### [Extracted information]

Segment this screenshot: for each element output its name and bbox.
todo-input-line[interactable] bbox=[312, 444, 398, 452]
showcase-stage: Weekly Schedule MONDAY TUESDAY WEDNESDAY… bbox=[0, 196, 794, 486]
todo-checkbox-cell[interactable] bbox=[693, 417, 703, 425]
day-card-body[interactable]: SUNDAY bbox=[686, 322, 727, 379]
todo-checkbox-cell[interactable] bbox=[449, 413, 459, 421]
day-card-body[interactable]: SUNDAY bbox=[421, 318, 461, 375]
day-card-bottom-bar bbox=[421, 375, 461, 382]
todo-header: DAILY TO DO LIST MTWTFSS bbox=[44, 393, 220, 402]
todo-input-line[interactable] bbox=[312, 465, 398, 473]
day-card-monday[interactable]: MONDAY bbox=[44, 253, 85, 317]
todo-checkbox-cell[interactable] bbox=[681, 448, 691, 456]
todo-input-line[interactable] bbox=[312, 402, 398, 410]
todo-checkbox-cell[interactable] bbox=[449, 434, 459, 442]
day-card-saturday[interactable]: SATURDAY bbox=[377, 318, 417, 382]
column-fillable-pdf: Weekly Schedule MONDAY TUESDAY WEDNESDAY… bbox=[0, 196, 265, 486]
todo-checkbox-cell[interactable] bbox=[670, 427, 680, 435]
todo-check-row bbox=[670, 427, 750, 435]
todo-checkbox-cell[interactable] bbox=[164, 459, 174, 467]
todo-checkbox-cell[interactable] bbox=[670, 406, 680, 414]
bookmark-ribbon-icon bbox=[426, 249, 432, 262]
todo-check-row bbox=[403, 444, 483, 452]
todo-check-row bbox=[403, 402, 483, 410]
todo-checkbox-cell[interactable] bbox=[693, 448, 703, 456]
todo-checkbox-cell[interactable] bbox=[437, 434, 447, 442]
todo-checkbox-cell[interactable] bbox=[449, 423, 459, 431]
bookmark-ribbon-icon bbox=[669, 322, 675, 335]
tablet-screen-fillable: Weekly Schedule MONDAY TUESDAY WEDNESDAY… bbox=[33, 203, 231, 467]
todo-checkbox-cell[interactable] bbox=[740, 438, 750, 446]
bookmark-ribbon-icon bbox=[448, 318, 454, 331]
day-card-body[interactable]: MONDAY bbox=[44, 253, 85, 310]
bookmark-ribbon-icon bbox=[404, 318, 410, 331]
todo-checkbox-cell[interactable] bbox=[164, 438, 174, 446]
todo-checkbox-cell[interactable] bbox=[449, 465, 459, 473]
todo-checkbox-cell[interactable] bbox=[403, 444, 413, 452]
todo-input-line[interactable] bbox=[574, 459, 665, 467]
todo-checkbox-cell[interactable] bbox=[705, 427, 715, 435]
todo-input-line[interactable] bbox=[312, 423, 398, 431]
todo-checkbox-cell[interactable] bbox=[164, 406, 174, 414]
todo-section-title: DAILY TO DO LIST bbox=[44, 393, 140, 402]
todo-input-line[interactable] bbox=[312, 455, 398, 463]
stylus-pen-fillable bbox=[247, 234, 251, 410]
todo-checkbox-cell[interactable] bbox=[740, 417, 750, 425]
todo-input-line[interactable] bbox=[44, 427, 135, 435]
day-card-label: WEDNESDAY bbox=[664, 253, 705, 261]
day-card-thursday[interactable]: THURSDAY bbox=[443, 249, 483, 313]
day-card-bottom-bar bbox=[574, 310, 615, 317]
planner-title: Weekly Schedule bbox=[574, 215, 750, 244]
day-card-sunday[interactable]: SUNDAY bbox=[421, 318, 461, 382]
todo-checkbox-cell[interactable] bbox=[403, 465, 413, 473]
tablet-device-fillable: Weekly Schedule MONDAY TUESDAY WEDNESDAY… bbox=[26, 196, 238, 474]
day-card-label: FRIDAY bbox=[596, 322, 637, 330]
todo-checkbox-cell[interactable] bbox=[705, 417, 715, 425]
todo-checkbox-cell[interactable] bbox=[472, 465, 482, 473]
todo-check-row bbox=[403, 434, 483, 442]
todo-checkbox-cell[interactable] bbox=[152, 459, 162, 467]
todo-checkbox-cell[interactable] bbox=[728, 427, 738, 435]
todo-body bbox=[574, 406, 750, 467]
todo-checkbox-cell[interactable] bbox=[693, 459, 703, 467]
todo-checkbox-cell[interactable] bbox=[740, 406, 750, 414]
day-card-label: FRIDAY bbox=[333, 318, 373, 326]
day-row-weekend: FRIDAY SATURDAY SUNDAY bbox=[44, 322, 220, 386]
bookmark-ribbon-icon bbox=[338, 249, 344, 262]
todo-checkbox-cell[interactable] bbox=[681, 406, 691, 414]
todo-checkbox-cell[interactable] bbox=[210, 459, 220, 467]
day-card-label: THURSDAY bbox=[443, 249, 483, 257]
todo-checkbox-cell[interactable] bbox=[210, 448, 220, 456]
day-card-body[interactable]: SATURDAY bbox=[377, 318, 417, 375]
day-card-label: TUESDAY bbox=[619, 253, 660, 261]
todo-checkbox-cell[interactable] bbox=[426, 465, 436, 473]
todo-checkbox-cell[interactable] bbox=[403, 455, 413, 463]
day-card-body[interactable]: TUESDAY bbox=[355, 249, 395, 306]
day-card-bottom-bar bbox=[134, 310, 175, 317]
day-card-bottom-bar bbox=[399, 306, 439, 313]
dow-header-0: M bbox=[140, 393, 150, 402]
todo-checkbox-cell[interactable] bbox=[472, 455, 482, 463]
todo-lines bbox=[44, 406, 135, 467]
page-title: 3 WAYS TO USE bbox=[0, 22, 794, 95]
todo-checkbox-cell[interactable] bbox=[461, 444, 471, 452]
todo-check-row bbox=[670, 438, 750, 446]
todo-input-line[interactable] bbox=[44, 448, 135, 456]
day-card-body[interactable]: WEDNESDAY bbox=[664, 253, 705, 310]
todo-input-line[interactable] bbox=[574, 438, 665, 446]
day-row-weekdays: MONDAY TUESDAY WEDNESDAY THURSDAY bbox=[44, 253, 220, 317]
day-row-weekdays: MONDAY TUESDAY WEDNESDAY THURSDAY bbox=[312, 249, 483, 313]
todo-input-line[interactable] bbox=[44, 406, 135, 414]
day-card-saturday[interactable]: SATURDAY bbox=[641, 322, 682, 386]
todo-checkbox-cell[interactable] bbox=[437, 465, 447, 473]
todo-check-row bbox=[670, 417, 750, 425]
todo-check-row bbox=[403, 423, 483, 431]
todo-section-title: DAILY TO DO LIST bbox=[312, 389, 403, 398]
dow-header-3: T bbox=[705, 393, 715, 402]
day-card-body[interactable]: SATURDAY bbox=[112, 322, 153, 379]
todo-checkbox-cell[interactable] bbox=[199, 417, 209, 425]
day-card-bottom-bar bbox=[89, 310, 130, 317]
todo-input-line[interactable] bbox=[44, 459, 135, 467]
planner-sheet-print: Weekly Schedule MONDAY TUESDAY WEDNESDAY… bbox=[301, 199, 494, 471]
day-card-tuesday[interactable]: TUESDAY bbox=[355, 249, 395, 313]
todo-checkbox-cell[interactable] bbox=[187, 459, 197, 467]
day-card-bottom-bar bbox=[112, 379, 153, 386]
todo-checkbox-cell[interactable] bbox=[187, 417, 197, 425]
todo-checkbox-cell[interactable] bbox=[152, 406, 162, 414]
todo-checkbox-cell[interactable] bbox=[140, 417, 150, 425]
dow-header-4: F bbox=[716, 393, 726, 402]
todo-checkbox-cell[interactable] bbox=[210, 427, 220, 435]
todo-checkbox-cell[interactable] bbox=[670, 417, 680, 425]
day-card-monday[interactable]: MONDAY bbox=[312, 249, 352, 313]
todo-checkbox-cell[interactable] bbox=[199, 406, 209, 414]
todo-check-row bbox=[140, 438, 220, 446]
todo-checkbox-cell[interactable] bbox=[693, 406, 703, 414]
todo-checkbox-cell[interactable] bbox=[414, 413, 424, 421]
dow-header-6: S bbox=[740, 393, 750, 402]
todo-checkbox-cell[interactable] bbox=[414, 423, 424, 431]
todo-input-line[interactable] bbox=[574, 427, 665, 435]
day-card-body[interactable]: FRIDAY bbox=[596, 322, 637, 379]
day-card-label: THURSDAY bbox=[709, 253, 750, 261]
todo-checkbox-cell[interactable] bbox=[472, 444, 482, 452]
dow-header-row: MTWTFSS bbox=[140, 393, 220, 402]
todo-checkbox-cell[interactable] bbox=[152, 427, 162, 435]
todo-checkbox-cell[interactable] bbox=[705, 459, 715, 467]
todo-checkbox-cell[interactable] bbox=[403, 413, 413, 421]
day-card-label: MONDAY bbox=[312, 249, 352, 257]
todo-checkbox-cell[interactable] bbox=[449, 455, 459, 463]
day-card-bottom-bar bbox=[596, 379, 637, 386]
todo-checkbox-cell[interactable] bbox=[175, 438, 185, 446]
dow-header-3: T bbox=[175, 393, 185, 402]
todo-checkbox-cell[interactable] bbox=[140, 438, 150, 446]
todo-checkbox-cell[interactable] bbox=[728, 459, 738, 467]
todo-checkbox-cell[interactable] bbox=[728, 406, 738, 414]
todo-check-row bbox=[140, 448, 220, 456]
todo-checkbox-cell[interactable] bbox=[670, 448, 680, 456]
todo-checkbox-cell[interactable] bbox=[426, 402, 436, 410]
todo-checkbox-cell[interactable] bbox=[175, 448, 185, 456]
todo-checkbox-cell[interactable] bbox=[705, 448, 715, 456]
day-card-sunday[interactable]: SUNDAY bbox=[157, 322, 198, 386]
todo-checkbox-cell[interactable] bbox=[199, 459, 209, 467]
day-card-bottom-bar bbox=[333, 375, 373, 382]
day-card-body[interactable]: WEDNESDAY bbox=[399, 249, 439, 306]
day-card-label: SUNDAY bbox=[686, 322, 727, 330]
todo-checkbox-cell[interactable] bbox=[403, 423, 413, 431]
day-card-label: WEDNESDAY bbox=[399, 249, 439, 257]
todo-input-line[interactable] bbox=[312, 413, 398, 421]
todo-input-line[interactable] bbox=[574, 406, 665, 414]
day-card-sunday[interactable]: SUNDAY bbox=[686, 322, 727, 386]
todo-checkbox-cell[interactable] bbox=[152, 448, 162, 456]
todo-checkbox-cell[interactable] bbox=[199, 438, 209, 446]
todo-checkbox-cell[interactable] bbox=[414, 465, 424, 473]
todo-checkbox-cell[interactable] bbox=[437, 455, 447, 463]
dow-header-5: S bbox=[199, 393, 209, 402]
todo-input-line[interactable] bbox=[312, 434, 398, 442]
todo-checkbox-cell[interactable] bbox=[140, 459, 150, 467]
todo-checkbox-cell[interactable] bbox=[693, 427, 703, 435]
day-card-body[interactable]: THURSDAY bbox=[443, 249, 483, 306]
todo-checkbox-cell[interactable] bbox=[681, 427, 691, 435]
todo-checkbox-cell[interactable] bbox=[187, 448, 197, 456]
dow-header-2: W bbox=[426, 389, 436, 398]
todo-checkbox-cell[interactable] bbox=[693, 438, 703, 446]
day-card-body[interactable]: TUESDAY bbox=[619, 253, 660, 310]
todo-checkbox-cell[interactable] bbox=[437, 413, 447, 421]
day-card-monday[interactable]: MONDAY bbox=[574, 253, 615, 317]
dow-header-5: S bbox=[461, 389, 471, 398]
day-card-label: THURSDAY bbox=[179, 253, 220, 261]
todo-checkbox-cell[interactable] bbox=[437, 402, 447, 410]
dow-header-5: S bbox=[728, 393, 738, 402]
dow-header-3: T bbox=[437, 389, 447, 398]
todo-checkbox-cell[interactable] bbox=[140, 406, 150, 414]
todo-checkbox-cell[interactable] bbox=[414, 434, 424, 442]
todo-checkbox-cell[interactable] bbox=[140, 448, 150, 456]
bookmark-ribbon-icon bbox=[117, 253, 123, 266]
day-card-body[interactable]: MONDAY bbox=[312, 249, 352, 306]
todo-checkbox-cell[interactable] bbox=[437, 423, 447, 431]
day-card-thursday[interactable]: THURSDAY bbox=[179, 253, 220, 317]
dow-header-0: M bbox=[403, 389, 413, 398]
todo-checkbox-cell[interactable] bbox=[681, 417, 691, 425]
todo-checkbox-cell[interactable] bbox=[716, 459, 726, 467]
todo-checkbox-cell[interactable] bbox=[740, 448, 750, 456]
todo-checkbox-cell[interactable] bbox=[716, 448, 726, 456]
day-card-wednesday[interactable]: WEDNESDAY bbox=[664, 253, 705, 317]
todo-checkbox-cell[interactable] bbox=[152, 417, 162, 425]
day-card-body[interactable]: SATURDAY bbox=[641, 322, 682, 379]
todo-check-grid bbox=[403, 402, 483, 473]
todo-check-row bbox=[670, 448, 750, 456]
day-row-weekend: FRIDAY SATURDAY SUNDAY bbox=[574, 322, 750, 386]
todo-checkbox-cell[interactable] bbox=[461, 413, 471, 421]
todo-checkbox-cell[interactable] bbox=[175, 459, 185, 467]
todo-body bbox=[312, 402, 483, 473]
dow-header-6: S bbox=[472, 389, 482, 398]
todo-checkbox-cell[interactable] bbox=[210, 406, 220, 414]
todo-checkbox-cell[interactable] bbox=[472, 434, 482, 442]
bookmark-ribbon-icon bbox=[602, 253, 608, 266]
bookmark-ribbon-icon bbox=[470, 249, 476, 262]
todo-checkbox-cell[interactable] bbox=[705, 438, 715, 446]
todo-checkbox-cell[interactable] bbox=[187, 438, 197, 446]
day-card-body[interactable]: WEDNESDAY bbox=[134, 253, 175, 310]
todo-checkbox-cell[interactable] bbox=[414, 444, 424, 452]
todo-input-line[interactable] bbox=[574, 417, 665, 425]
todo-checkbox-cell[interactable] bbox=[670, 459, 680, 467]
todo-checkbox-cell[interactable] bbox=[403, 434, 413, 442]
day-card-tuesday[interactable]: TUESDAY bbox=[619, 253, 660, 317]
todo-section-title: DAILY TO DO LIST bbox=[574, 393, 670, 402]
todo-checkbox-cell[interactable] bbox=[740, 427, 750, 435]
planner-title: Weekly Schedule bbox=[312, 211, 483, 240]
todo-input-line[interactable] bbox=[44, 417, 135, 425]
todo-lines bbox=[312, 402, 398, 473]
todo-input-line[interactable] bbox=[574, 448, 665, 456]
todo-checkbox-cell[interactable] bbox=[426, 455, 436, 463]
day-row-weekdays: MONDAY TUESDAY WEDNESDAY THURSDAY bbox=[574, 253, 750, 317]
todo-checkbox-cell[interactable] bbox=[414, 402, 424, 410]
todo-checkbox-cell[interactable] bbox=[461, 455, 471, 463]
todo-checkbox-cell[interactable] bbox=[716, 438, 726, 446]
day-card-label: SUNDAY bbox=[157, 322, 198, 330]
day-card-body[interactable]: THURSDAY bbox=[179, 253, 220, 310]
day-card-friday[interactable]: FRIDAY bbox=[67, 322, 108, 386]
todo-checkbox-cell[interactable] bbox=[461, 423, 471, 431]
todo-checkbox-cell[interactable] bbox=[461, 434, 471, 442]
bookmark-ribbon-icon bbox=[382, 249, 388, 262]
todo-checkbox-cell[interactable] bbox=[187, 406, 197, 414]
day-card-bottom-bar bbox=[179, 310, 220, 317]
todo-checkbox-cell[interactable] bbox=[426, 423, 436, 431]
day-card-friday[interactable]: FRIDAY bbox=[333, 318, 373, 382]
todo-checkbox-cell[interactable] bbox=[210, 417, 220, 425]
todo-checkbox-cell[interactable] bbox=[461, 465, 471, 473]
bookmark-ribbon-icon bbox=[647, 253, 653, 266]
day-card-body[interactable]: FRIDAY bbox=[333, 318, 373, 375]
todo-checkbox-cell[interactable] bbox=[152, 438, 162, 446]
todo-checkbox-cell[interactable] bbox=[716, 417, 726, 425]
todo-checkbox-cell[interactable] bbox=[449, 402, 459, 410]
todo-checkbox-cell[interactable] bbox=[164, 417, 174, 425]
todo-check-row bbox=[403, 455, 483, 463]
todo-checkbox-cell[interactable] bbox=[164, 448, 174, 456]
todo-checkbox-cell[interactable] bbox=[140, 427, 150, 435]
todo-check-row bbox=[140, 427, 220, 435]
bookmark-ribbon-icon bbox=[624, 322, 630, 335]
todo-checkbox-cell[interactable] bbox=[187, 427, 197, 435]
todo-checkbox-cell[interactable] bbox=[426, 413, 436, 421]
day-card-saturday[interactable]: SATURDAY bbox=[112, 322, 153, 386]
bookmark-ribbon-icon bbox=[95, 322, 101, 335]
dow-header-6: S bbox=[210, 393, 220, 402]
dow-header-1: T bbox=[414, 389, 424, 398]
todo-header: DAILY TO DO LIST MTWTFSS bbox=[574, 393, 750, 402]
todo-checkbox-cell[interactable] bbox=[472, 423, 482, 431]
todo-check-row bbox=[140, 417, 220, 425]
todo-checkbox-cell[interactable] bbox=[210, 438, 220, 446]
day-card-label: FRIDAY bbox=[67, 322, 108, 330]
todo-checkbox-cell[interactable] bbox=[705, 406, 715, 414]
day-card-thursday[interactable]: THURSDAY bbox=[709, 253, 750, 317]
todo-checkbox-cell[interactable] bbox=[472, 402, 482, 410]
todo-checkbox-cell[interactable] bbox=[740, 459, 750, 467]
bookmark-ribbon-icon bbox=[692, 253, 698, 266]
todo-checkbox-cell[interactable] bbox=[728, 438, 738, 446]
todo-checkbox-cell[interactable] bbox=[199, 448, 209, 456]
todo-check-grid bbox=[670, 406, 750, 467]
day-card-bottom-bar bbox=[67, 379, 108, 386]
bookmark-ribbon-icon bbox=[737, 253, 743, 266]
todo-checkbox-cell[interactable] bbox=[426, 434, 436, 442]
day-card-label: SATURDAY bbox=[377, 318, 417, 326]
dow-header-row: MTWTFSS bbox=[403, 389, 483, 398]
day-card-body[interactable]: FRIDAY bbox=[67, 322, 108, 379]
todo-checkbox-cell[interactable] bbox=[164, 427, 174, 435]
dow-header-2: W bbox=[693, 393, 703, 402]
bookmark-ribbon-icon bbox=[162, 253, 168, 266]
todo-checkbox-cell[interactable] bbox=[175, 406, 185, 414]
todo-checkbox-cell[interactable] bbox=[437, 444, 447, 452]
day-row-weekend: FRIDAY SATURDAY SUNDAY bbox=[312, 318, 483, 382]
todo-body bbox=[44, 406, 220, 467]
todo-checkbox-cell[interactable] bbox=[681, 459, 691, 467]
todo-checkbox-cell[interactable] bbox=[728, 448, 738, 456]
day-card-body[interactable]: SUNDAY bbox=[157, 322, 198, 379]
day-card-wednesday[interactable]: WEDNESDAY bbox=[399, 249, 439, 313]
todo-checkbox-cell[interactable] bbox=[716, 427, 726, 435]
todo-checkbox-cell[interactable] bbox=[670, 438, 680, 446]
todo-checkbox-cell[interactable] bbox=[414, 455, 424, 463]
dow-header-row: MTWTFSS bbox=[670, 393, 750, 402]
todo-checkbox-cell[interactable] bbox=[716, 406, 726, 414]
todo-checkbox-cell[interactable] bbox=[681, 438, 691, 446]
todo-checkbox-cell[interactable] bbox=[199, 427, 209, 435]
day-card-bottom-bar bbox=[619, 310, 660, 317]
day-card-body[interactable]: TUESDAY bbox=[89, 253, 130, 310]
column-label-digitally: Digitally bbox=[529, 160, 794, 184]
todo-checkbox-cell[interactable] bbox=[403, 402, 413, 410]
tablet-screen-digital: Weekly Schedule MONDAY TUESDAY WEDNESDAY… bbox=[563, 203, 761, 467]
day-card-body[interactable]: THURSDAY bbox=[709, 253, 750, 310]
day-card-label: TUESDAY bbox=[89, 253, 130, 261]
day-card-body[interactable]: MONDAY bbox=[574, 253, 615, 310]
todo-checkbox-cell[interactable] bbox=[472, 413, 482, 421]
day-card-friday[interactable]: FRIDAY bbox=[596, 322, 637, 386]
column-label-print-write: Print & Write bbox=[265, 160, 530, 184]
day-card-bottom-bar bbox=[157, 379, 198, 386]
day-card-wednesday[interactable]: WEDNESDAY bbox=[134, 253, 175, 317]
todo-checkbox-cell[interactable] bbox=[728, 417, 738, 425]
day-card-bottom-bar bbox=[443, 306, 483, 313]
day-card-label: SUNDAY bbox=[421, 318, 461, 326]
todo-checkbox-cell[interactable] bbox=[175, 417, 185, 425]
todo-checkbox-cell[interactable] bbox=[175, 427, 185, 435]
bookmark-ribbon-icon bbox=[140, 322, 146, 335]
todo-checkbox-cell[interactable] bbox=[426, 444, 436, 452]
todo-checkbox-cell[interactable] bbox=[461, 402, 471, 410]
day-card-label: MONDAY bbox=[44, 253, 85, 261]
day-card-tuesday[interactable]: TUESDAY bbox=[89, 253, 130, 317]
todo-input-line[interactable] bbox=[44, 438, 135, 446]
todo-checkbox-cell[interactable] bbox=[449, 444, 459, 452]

### [Task instructions]
Express the items above, from their first line through the line containing "day-card-body[interactable]: SUNDAY bbox=[686, 322, 727, 379]" (both included), as a JSON list of strings with one string per line and blank lines omitted.

### [Reply]
[
  "Segment this screenshot: for each element output its name and bbox.",
  "todo-input-line[interactable] bbox=[312, 444, 398, 452]",
  "showcase-stage: Weekly Schedule MONDAY TUESDAY WEDNESDAY… bbox=[0, 196, 794, 486]",
  "todo-checkbox-cell[interactable] bbox=[693, 417, 703, 425]",
  "day-card-body[interactable]: SUNDAY bbox=[686, 322, 727, 379]"
]